**SOURCE EXTRACT:**
--- start ---

I will reward 100 Quai to whoever produces the first argument that could convince me of either side. You can present your attempt in the X thread. (AI slop will be ignored on sight.)

As a warm-up, first assume that shares anchored outside the main chain do not count. So, for example, in this case (I'm still using fruits and baskets to represent workshares and blocks because I like fruit):

workshare A will count, but workshare B will not. This is a bad assumption, which we will soon remove, but it is instructive for kicking off the discussion.

While this is ultimately not the correct way to determine workshare validity, it does make a lot of sense. The key benefit is that only the main chain determines what workshares count, so the only way to change how the reward for a particular height is split retroactively is via a reorg. This increases stability and, while making the computation of reward distribution simpler and more localized. (Another benefit, well outside our current scope, is that computing rewards this way is compatible with the PoEM chain selection rule.)

--- end ---

**EXTRACTED MATERIAL:**

--- start ---

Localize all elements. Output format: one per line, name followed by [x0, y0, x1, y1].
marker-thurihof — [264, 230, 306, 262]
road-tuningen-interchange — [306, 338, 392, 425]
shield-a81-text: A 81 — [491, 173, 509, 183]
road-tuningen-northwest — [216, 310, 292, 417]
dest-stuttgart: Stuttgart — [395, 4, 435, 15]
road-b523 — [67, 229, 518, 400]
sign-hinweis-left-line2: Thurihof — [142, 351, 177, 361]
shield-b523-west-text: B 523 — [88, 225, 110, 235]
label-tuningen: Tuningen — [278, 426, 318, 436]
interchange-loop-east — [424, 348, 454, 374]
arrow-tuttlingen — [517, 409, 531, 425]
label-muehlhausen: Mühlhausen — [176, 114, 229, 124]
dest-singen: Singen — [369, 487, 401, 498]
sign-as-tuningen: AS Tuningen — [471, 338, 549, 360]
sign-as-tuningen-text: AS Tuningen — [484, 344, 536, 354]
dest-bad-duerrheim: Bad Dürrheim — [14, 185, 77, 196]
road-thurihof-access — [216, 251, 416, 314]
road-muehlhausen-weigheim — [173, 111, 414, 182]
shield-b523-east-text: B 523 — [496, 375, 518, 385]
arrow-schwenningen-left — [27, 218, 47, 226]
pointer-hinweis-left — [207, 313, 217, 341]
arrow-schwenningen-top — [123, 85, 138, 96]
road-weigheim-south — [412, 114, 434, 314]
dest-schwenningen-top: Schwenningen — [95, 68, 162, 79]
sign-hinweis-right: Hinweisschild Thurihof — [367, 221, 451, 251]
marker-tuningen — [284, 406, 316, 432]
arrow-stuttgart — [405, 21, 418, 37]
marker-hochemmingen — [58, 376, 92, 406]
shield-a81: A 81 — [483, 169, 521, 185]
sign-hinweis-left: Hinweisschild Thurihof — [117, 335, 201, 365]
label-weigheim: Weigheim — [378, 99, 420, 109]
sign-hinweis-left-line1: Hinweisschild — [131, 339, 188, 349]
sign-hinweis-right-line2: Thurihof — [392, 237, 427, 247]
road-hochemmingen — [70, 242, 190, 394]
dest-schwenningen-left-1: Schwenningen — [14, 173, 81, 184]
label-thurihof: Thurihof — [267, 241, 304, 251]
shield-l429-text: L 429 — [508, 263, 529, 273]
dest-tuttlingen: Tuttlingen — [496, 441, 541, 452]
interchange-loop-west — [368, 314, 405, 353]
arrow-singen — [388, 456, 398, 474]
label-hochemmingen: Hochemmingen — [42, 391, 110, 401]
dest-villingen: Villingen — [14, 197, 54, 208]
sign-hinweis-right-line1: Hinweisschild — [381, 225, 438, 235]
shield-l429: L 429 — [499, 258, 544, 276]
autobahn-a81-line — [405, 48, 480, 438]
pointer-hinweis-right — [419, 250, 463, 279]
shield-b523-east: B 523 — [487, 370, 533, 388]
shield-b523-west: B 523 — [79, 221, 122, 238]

--- end ---

**TASK INSTRUCTIONS:**
[1] What advantages does the forum post give for counting only workshares anchored in the main chain?
[2] Render the listing, from its first line through the line containing "interchange-loop-east — [424, 348, 454, 374]", as a JSON list of strings with one string per line and blank lines omitted.
The forum post and the listing have nothing to do with each other.

**RESULTS FOR THE EXERCISE:**
[1]
- Only the main chain determines which workshares count.
- The reward split for a height can be changed retroactively only through a reorg.
- It increases stability.
- It makes the computation of reward distribution simpler and more localized.
- It is compatible with the PoEM chain selection rule.

[2]
[
  "Localize all elements. Output format: one per line, name followed by [x0, y0, x1, y1].",
  "marker-thurihof — [264, 230, 306, 262]",
  "road-tuningen-interchange — [306, 338, 392, 425]",
  "shield-a81-text: A 81 — [491, 173, 509, 183]",
  "road-tuningen-northwest — [216, 310, 292, 417]",
  "dest-stuttgart: Stuttgart — [395, 4, 435, 15]",
  "road-b523 — [67, 229, 518, 400]",
  "sign-hinweis-left-line2: Thurihof — [142, 351, 177, 361]",
  "shield-b523-west-text: B 523 — [88, 225, 110, 235]",
  "label-tuningen: Tuningen — [278, 426, 318, 436]",
  "interchange-loop-east — [424, 348, 454, 374]"
]